_OBJECTIVE_
Search the records for "โดยท" and copy each line that holds it.

Dataset items:
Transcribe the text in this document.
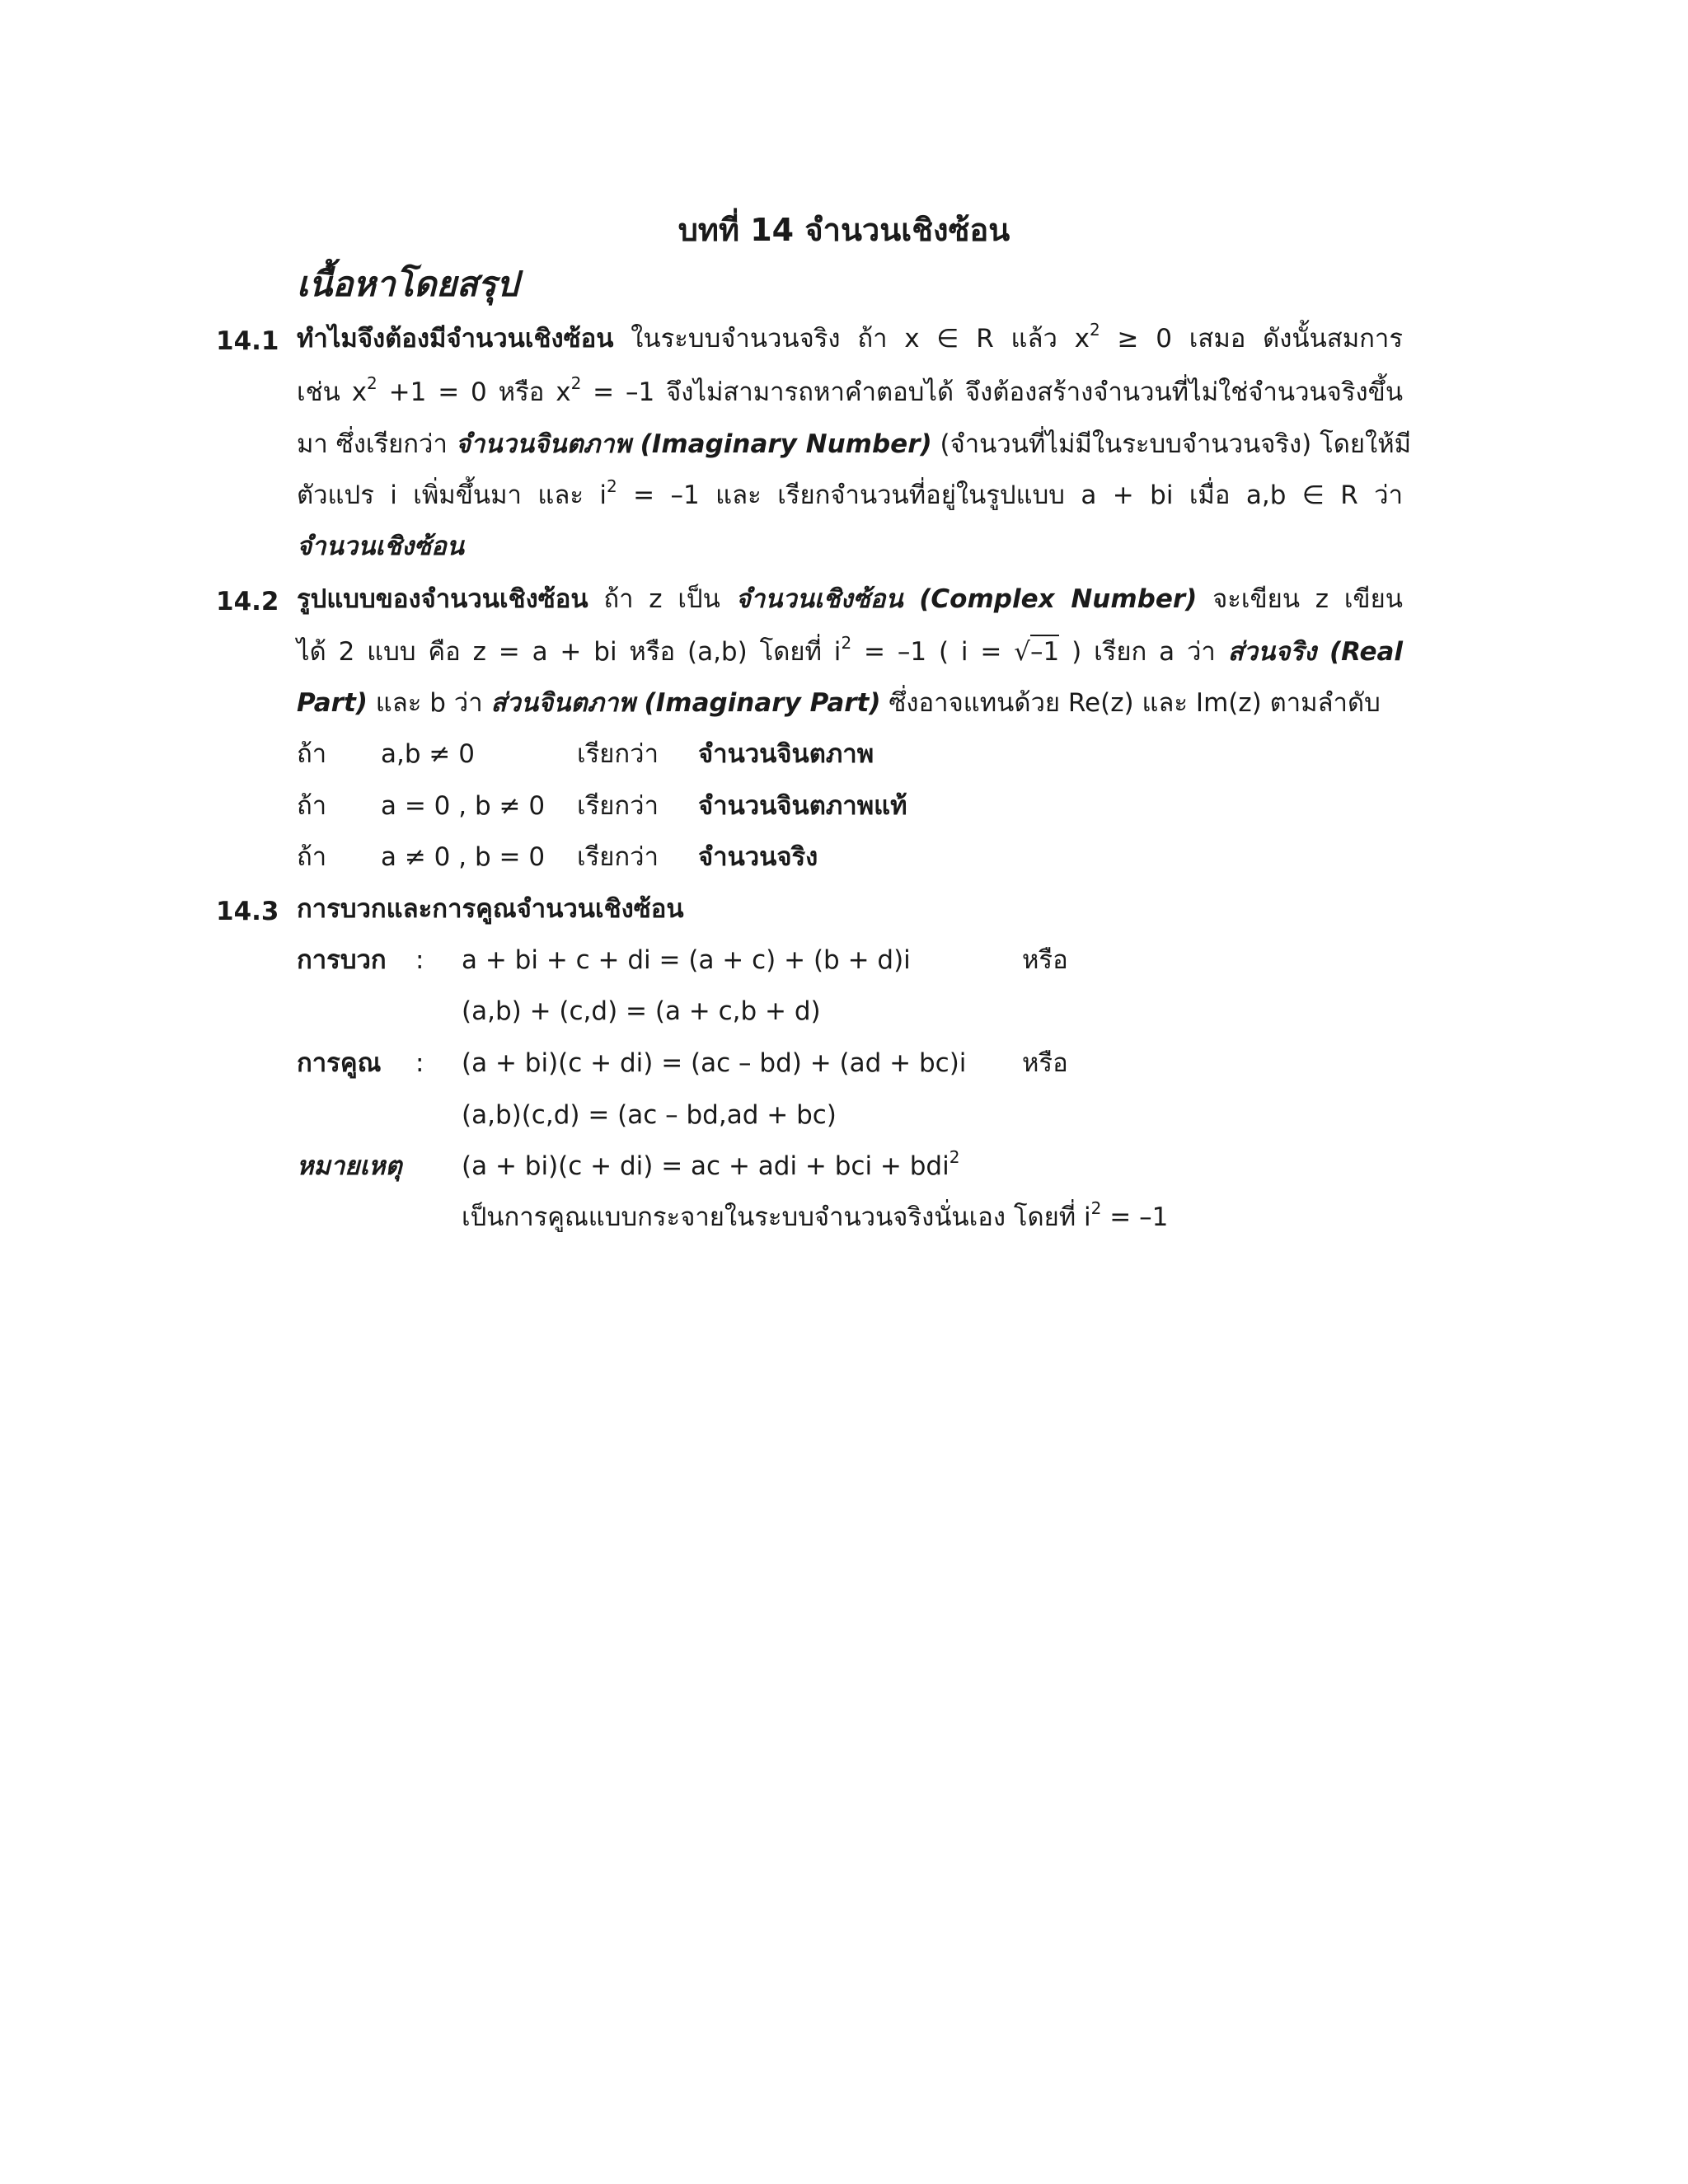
บทที่ 14 จำนวนเชิงซ้อน
เนื้อหาโดยสรุป
14.1 ทำไมจึงต้องมีจำนวนเชิงซ้อน ในระบบจำนวนจริง ถ้า x ∈ R แล้ว $x^2 \ge 0$ เสมอ ดังนั้นสมการ
เช่น $x^2 +1 = 0$ หรือ $x^2 = -1$ จึงไม่สามารถหาคำตอบได้ จึงต้องสร้างจำนวนที่ไม่ใช่จำนวนจริงขึ้น
มา ซึ่งเรียกว่า จำนวนจินตภาพ (Imaginary Number) (จำนวนที่ไม่มีในระบบจำนวนจริง) โดยให้มี
ตัวแปร i เพิ่มขึ้นมา และ $i^2 = -1$ และ เรียกจำนวนที่อยู่ในรูปแบบ a + bi เมื่อ a,b ∈ R ว่า
จำนวนเชิงซ้อน
14.2 รูปแบบของจำนวนเชิงซ้อน ถ้า z เป็น จำนวนเชิงซ้อน (Complex Number) จะเขียน z เขียน
ได้ 2 แบบ คือ z = a + bi หรือ (a,b) โดยที่ $i^2 = -1$ ( i = √–1 ) เรียก a ว่า ส่วนจริง (Real
Part) และ b ว่า ส่วนจินตภาพ (Imaginary Part) ซึ่งอาจแทนด้วย Re(z) และ Im(z) ตามลำดับ
ถ้า a,b ≠ 0	เรียกว่า จำนวนจินตภาพ
ถ้า a = 0 , b ≠ 0 เรียกว่า จำนวนจินตภาพแท้
ถ้า a ≠ 0 , b = 0 เรียกว่า จำนวนจริง
14.3 การบวกและการคูณจำนวนเชิงซ้อน
การบวก : a + bi + c + di = (a + c) + (b + d)i	หรือ
(a,b) + (c,d) = (a + c,b + d)
การคูณ : (a + bi)(c + di) = (ac – bd) + (ad + bc)i หรือ
(a,b)(c,d) = (ac – bd,ad + bc)
หมายเหตุ (a + bi)(c + di) = ac + adi + bci + bdi$^2$
เป็นการคูณแบบกระจายในระบบจำนวนจริงนั่นเอง โดยที่ $i^2 = -1$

_SOLUTION TO THE EXERCISE_
ได้ 2 แบบ คือ z = a + bi หรือ (a,b) โดยที่ $i^2 = -1$ ( i = √–1 ) เรียก a ว่า ส่วนจริง (Real
เป็นการคูณแบบกระจายในระบบจำนวนจริงนั่นเอง โดยที่ $i^2 = -1$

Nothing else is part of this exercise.